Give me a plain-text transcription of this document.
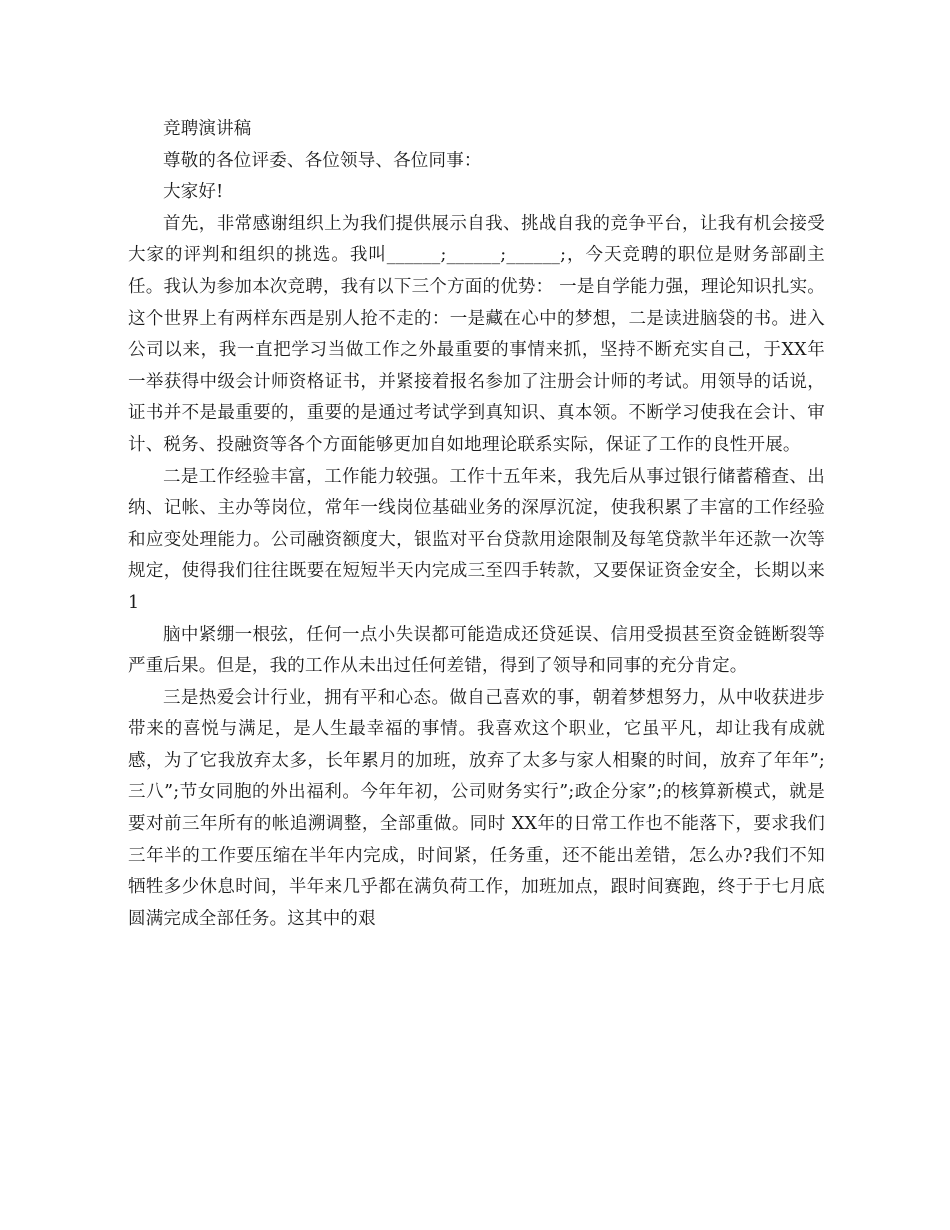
竞聘演讲稿

尊敬的各位评委、各位领导、各位同事：

大家好!

首先，非常感谢组织上为我们提供展示自我、挑战自我的竞争平台，让我有机会接受大家的评判和组织的挑选。我叫______;______;______;，今天竞聘的职位是财务部副主任。我认为参加本次竞聘，我有以下三个方面的优势： 一是自学能力强，理论知识扎实。这个世界上有两样东西是别人抢不走的：一是藏在心中的梦想，二是读进脑袋的书。进入公司以来，我一直把学习当做工作之外最重要的事情来抓，坚持不断充实自己，于XX年一举获得中级会计师资格证书，并紧接着报名参加了注册会计师的考试。用领导的话说，证书并不是最重要的，重要的是通过考试学到真知识、真本领。不断学习使我在会计、审计、税务、投融资等各个方面能够更加自如地理论联系实际，保证了工作的良性开展。

二是工作经验丰富，工作能力较强。工作十五年来，我先后从事过银行储蓄稽查、出纳、记帐、主办等岗位，常年一线岗位基础业务的深厚沉淀，使我积累了丰富的工作经验和应变处理能力。公司融资额度大，银监对平台贷款用途限制及每笔贷款半年还款一次等规定，使得我们往往既要在短短半天内完成三至四手转款，又要保证资金安全，长期以来 1

脑中紧绷一根弦，任何一点小失误都可能造成还贷延误、信用受损甚至资金链断裂等严重后果。但是，我的工作从未出过任何差错，得到了领导和同事的充分肯定。

三是热爱会计行业，拥有平和心态。做自己喜欢的事，朝着梦想努力，从中收获进步带来的喜悦与满足，是人生最幸福的事情。我喜欢这个职业，它虽平凡，却让我有成就感，为了它我放弃太多，长年累月的加班，放弃了太多与家人相聚的时间，放弃了年年”;三八”;节女同胞的外出福利。今年年初，公司财务实行”;政企分家”;的核算新模式，就是要对前三年所有的帐追溯调整，全部重做。同时 XX年的日常工作也不能落下，要求我们三年半的工作要压缩在半年内完成，时间紧，任务重，还不能出差错，怎么办?我们不知牺牲多少休息时间，半年来几乎都在满负荷工作，加班加点，跟时间赛跑，终于于七月底圆满完成全部任务。这其中的艰
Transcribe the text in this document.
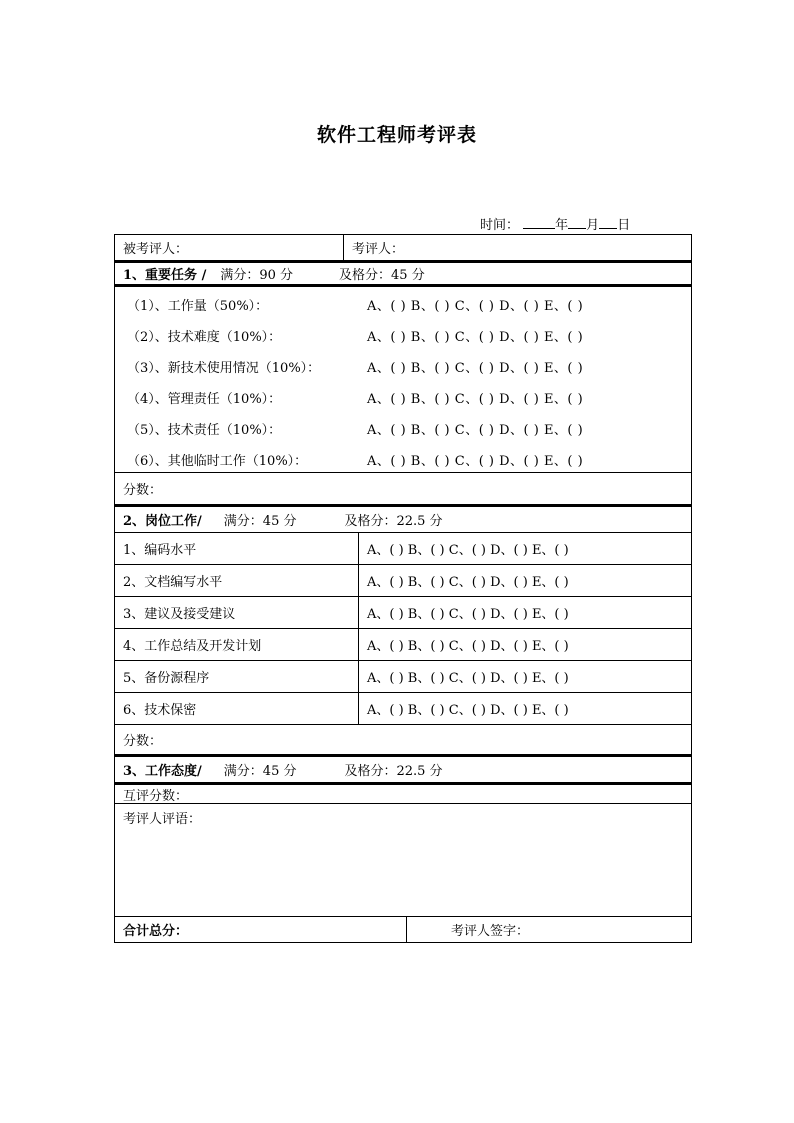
软件工程师考评表
时间：	年 月 日
被考评人：	考评人：
1、重要任务 / 满分：90 分	及格分：45 分
（1）、工作量（50%）：	A、( ) B、( ) C、( ) D、( ) E、( )
（2）、技术难度（10%）：	A、( ) B、( ) C、( ) D、( ) E、( )
（3）、新技术使用情况（10%）：	A、( ) B、( ) C、( ) D、( ) E、( )
（4）、管理责任（10%）：	A、( ) B、( ) C、( ) D、( ) E、( )
（5）、技术责任（10%）：	A、( ) B、( ) C、( ) D、( ) E、( )
（6）、其他临时工作（10%）：	A、( ) B、( ) C、( ) D、( ) E、( )
分数：
2、岗位工作/ 满分：45 分	及格分：22.5 分
1、编码水平	A、( ) B、( ) C、( ) D、( ) E、( )
2、文档编写水平	A、( ) B、( ) C、( ) D、( ) E、( )
3、建议及接受建议	A、( ) B、( ) C、( ) D、( ) E、( )
4、工作总结及开发计划	A、( ) B、( ) C、( ) D、( ) E、( )
5、备份源程序	A、( ) B、( ) C、( ) D、( ) E、( )
6、技术保密	A、( ) B、( ) C、( ) D、( ) E、( )
分数：
3、工作态度/ 满分：45 分	及格分：22.5 分
互评分数：
考评人评语：
合计总分：	考评人签字：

[DIRECTIVE]
Reproduce every line precisely as given, omitting all pictures.

[FINISHED EXERCISE]
Give me a plain-text transcription of this document.
竞聘演讲稿

尊敬的各位评委、各位领导、各位同事：

大家好!

首先，非常感谢组织上为我们提供展示自我、挑战自我的竞争平台，让我有机会接受大家的评判和组织的挑选。我叫______;______;______;，今天竞聘的职位是财务部副主任。我认为参加本次竞聘，我有以下三个方面的优势： 一是自学能力强，理论知识扎实。这个世界上有两样东西是别人抢不走的：一是藏在心中的梦想，二是读进脑袋的书。进入公司以来，我一直把学习当做工作之外最重要的事情来抓，坚持不断充实自己，于XX年一举获得中级会计师资格证书，并紧接着报名参加了注册会计师的考试。用领导的话说，证书并不是最重要的，重要的是通过考试学到真知识、真本领。不断学习使我在会计、审计、税务、投融资等各个方面能够更加自如地理论联系实际，保证了工作的良性开展。

二是工作经验丰富，工作能力较强。工作十五年来，我先后从事过银行储蓄稽查、出纳、记帐、主办等岗位，常年一线岗位基础业务的深厚沉淀，使我积累了丰富的工作经验和应变处理能力。公司融资额度大，银监对平台贷款用途限制及每笔贷款半年还款一次等规定，使得我们往往既要在短短半天内完成三至四手转款，又要保证资金安全，长期以来 1

脑中紧绷一根弦，任何一点小失误都可能造成还贷延误、信用受损甚至资金链断裂等严重后果。但是，我的工作从未出过任何差错，得到了领导和同事的充分肯定。

三是热爱会计行业，拥有平和心态。做自己喜欢的事，朝着梦想努力，从中收获进步带来的喜悦与满足，是人生最幸福的事情。我喜欢这个职业，它虽平凡，却让我有成就感，为了它我放弃太多，长年累月的加班，放弃了太多与家人相聚的时间，放弃了年年”;三八”;节女同胞的外出福利。今年年初，公司财务实行”;政企分家”;的核算新模式，就是要对前三年所有的帐追溯调整，全部重做。同时 XX年的日常工作也不能落下，要求我们三年半的工作要压缩在半年内完成，时间紧，任务重，还不能出差错，怎么办?我们不知牺牲多少休息时间，半年来几乎都在满负荷工作，加班加点，跟时间赛跑，终于于七月底圆满完成全部任务。这其中的艰
Transcribe the text in this document.
软件工程师考评表
时间：	年 月 日
被考评人：	考评人：
1、重要任务 / 满分：90 分	及格分：45 分
（1）、工作量（50%）：	A、( ) B、( ) C、( ) D、( ) E、( )
（2）、技术难度（10%）：	A、( ) B、( ) C、( ) D、( ) E、( )
（3）、新技术使用情况（10%）：	A、( ) B、( ) C、( ) D、( ) E、( )
（4）、管理责任（10%）：	A、( ) B、( ) C、( ) D、( ) E、( )
（5）、技术责任（10%）：	A、( ) B、( ) C、( ) D、( ) E、( )
（6）、其他临时工作（10%）：	A、( ) B、( ) C、( ) D、( ) E、( )
分数：
2、岗位工作/ 满分：45 分	及格分：22.5 分
1、编码水平	A、( ) B、( ) C、( ) D、( ) E、( )
2、文档编写水平	A、( ) B、( ) C、( ) D、( ) E、( )
3、建议及接受建议	A、( ) B、( ) C、( ) D、( ) E、( )
4、工作总结及开发计划	A、( ) B、( ) C、( ) D、( ) E、( )
5、备份源程序	A、( ) B、( ) C、( ) D、( ) E、( )
6、技术保密	A、( ) B、( ) C、( ) D、( ) E、( )
分数：
3、工作态度/ 满分：45 分	及格分：22.5 分
互评分数：
考评人评语：
合计总分：	考评人签字：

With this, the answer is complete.